● **Dataset extract**
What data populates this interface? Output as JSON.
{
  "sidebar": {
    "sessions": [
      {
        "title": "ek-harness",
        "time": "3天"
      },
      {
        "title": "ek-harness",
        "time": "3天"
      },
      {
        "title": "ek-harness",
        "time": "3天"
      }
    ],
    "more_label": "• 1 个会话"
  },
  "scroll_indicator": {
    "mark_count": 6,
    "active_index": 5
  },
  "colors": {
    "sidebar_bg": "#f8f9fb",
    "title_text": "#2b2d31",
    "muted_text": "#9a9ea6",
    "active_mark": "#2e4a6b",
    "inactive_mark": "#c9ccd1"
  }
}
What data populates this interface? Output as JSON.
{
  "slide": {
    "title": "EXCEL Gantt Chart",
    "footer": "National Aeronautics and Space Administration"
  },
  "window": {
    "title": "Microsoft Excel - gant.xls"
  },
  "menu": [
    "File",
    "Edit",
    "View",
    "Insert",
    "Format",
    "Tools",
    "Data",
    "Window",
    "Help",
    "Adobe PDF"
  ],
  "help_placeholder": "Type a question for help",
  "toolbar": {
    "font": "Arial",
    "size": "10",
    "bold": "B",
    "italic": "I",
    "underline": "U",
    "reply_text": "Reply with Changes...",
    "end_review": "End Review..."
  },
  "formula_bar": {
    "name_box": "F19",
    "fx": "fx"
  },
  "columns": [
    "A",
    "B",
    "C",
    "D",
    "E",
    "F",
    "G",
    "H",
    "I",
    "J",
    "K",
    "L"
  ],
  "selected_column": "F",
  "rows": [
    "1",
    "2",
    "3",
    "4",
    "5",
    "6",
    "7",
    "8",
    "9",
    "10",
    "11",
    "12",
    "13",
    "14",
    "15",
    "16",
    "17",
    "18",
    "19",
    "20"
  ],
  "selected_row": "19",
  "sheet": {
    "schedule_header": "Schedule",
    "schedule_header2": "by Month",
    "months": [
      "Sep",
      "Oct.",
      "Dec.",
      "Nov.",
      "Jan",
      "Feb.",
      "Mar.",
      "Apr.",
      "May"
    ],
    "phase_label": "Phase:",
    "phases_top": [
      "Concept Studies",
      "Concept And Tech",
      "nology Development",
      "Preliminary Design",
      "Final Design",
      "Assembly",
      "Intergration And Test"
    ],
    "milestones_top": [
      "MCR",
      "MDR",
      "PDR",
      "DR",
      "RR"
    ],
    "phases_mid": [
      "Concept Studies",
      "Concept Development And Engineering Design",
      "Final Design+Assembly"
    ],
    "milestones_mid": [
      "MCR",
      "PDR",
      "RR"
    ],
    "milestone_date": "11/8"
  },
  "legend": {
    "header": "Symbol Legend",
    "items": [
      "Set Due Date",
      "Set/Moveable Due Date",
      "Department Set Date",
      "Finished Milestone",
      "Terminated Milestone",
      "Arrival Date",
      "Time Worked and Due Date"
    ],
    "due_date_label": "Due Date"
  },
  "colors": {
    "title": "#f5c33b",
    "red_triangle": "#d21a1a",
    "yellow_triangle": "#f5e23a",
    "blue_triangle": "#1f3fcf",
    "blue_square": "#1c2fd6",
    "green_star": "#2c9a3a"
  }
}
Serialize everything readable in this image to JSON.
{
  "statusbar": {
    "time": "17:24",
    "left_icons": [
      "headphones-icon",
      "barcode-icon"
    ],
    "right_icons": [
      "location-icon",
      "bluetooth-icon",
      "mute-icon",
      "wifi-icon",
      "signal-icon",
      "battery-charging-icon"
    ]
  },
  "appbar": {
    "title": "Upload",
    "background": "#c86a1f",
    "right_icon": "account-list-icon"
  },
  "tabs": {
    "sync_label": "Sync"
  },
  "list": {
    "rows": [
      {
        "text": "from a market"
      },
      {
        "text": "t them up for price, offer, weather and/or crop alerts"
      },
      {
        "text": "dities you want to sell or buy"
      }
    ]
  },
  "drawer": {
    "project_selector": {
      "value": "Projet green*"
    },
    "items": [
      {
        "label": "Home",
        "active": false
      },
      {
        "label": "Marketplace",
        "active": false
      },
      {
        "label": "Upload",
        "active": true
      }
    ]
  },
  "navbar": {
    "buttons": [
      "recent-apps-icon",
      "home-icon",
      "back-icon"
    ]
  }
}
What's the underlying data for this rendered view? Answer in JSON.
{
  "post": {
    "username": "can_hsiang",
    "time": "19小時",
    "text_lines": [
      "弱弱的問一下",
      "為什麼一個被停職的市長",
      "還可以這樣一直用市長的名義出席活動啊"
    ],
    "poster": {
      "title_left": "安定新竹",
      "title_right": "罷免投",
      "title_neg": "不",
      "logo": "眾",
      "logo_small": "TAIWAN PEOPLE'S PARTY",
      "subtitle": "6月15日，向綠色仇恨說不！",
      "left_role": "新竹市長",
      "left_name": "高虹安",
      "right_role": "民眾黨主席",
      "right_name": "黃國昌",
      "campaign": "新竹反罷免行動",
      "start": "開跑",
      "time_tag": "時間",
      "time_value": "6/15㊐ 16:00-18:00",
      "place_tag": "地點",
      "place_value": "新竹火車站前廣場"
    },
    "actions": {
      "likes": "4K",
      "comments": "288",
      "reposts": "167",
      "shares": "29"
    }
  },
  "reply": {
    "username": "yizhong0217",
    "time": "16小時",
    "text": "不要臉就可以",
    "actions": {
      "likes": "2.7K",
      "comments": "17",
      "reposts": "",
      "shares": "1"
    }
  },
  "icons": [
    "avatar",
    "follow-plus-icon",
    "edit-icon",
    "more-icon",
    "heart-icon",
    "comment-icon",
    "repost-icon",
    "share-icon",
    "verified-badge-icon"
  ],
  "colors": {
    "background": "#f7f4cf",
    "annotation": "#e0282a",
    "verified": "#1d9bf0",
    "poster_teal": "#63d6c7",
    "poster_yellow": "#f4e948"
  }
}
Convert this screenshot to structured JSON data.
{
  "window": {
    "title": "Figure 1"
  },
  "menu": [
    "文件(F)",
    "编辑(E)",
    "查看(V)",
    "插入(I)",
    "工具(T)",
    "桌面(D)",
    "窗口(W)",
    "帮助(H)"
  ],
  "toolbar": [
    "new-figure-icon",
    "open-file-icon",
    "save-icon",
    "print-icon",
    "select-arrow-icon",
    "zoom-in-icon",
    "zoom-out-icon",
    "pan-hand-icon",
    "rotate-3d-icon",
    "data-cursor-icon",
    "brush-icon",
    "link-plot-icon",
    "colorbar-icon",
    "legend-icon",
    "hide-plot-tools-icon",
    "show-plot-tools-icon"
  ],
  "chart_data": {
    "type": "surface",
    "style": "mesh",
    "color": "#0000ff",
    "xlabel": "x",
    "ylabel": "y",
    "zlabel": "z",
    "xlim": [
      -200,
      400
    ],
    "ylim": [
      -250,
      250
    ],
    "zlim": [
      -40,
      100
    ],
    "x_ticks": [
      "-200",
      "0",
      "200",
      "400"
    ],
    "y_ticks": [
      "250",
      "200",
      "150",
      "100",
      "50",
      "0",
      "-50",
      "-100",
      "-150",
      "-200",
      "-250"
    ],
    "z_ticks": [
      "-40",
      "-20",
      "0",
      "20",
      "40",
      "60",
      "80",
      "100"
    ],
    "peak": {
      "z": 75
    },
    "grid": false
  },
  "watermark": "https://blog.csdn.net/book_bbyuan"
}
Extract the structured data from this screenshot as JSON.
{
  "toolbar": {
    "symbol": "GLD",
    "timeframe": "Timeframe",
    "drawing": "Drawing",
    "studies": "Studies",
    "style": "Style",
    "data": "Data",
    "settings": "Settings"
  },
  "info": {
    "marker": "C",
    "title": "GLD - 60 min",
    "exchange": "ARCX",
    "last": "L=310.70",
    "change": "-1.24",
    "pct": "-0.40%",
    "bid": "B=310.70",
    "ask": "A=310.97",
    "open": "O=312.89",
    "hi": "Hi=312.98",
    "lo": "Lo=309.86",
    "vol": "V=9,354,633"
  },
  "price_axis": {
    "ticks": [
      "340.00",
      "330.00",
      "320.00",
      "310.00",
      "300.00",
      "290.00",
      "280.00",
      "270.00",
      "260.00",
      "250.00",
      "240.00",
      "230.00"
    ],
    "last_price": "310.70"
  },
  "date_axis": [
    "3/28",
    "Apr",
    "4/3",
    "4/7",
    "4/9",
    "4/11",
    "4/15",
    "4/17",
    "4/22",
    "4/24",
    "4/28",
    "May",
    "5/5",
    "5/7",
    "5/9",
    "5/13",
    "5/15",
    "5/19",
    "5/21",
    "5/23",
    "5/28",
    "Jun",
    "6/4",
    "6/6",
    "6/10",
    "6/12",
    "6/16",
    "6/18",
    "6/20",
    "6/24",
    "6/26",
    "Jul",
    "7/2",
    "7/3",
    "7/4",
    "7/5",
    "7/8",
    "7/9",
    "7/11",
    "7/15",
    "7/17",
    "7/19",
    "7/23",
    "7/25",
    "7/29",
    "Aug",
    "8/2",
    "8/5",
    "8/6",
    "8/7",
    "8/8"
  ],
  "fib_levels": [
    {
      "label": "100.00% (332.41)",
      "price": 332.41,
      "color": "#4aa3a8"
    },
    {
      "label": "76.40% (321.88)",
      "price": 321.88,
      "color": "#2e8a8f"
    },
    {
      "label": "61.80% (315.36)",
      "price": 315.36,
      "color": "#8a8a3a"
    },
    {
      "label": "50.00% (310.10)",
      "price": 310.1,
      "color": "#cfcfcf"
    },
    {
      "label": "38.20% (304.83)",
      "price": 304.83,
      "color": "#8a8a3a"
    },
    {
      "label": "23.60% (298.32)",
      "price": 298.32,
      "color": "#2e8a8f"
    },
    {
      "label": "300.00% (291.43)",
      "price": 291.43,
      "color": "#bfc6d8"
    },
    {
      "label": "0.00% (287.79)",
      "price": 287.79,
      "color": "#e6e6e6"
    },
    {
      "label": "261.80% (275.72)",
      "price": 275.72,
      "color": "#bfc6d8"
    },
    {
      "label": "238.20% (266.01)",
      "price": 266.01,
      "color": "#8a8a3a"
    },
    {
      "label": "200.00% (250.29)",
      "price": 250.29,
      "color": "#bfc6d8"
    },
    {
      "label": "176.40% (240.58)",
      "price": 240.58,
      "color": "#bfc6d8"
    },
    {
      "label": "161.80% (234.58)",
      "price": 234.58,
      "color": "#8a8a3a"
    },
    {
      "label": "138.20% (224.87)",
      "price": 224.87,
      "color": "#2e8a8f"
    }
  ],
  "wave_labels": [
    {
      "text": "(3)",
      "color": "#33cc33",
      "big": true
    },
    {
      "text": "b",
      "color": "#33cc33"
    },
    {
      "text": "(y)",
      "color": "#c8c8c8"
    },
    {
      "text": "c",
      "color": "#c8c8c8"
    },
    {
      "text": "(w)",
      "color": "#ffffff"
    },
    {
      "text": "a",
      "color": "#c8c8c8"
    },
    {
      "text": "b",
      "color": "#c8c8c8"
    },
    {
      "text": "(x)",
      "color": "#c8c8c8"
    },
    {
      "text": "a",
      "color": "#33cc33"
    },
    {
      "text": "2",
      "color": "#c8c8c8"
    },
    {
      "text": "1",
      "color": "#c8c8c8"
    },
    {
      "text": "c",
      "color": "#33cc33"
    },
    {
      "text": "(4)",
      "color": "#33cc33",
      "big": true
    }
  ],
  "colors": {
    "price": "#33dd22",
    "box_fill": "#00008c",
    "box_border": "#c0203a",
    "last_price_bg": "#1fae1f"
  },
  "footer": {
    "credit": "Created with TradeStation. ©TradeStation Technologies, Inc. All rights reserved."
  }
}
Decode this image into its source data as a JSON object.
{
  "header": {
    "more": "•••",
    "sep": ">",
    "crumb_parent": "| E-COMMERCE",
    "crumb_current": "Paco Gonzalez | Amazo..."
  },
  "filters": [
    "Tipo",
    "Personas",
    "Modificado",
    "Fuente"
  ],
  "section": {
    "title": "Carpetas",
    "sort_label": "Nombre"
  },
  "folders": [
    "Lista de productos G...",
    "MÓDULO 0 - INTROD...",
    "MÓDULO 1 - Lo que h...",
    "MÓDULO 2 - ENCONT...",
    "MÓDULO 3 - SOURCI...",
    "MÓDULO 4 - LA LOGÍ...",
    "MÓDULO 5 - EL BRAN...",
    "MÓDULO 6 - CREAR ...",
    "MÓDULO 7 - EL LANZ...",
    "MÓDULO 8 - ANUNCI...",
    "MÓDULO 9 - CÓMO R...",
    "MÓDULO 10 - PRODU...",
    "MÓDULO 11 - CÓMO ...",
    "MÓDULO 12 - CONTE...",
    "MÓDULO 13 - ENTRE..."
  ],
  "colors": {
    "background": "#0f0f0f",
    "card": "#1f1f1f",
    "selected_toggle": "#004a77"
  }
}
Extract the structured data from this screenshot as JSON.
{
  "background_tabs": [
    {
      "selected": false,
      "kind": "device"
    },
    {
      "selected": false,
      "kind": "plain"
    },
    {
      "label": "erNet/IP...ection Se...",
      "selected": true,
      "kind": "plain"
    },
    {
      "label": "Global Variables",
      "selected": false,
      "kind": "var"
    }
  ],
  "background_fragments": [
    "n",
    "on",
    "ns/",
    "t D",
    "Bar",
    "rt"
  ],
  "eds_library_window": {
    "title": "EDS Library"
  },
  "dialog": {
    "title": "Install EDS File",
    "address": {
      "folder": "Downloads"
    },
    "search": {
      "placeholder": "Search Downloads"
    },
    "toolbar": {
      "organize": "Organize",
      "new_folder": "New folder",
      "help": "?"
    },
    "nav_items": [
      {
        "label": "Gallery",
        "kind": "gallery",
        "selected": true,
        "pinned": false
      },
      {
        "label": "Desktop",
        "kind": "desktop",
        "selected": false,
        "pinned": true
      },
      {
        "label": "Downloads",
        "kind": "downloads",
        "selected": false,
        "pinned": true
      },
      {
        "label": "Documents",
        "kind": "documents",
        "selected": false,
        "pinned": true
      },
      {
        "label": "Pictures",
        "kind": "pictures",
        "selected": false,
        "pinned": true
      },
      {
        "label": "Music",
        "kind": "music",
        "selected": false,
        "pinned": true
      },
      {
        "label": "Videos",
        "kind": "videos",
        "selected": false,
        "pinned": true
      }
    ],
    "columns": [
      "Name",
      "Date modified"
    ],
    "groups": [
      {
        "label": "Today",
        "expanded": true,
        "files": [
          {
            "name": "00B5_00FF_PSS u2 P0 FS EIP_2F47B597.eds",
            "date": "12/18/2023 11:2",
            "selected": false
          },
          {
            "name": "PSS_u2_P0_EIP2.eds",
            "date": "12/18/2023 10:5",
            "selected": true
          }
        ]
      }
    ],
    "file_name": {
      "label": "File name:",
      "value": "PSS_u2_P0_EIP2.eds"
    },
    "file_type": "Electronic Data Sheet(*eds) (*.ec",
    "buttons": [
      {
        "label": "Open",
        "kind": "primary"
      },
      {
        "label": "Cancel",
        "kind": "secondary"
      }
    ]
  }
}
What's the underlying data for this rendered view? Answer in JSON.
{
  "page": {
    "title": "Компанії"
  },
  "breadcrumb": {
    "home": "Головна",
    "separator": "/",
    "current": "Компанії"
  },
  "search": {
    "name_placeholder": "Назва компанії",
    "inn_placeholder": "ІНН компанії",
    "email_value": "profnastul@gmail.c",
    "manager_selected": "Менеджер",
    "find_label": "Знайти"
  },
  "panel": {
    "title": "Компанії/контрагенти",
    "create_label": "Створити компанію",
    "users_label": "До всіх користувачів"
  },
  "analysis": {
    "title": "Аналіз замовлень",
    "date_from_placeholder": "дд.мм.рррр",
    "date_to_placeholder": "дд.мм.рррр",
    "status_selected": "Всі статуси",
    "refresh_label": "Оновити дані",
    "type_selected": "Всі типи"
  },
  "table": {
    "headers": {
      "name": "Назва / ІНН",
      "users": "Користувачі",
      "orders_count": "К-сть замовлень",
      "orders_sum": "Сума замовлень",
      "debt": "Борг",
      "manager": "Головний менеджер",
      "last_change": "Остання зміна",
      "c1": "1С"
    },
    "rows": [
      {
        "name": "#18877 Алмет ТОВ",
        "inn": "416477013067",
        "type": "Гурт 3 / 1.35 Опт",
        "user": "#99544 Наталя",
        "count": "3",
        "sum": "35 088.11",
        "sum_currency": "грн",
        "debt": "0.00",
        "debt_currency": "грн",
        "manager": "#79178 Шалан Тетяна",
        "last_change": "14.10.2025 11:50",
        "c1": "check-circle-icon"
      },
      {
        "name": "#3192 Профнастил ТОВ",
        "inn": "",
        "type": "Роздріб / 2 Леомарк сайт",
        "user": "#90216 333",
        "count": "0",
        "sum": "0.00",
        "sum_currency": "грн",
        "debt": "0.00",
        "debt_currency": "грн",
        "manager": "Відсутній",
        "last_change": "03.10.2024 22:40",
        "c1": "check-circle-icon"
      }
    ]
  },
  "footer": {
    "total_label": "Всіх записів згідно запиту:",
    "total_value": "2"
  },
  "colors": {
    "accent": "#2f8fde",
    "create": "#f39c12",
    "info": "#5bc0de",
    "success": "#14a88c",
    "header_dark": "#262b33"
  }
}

● **The exercise**
Look for the word "username" and return every line where it occurs.

● **Result below**
    "username": "can_hsiang",
    "username": "yizhong0217",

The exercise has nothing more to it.